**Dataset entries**
* * * * * * *

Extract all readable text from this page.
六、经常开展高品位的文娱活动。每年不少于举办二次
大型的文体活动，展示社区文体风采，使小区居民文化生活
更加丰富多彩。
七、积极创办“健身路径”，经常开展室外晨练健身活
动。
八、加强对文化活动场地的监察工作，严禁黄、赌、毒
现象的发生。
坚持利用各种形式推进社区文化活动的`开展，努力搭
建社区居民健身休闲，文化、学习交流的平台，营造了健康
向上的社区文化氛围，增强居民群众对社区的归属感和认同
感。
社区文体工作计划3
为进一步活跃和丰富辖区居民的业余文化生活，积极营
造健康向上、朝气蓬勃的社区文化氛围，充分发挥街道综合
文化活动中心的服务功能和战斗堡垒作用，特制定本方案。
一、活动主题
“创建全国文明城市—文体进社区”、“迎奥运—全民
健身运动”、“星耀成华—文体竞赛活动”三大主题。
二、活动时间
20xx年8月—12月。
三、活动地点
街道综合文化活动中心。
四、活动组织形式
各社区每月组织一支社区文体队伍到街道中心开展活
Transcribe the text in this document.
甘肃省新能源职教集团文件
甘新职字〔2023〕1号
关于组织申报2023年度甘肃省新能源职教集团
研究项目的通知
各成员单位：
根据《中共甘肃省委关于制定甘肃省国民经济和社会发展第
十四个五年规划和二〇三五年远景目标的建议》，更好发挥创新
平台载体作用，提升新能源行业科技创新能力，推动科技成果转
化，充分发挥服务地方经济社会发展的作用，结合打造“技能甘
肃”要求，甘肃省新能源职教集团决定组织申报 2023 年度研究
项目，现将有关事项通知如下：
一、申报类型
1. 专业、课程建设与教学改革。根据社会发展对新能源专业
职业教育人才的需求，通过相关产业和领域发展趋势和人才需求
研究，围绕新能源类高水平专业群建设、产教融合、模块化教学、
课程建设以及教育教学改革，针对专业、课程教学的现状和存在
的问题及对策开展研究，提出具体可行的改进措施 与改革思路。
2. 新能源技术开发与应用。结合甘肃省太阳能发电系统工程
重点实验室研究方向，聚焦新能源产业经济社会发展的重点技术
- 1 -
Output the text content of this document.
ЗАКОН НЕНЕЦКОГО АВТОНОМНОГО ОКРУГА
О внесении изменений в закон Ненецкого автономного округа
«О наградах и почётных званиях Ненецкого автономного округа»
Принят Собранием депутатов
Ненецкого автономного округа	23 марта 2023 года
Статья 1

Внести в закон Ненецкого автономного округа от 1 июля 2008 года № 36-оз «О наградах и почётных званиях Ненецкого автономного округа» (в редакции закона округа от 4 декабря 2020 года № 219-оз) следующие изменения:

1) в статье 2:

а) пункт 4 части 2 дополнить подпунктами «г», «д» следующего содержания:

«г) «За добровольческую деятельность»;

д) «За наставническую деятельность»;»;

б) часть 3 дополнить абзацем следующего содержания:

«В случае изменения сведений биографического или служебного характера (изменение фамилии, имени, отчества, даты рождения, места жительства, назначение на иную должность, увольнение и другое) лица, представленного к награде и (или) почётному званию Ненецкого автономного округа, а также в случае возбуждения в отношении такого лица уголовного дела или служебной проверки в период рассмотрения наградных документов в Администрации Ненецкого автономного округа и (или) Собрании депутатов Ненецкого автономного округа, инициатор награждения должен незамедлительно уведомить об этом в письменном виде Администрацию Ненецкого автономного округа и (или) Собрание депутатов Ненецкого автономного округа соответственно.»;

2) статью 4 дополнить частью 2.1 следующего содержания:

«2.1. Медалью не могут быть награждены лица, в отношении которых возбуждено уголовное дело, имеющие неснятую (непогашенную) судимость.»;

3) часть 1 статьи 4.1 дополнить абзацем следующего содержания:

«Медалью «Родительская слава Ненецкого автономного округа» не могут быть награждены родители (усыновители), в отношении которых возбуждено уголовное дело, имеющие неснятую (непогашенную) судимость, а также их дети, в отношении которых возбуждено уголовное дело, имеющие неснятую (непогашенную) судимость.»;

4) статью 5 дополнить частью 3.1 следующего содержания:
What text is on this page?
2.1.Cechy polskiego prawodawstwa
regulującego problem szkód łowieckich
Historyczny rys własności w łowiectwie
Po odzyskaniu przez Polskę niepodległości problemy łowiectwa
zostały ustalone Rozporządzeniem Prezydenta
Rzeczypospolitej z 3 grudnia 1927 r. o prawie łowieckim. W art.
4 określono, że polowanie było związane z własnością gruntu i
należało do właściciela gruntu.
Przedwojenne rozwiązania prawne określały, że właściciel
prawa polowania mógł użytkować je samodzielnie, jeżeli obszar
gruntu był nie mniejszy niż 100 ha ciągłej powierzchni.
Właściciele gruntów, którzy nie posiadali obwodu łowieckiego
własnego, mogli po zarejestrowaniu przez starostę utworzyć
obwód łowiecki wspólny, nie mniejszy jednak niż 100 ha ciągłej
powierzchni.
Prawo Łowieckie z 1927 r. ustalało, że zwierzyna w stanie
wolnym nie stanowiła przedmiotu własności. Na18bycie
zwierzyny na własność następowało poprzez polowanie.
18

* * * * * * *

**Aim of the task**
Extract each line holding the string "почётных".

**Answer for this exercise**
«О наградах и почётных званиях Ненецкого автономного округа»
Внести в закон Ненецкого автономного округа от 1 июля 2008 года № 36-оз «О наградах и почётных званиях Ненецкого автономного округа» (в редакции закона округа от 4 декабря 2020 года № 219-оз) следующие изменения:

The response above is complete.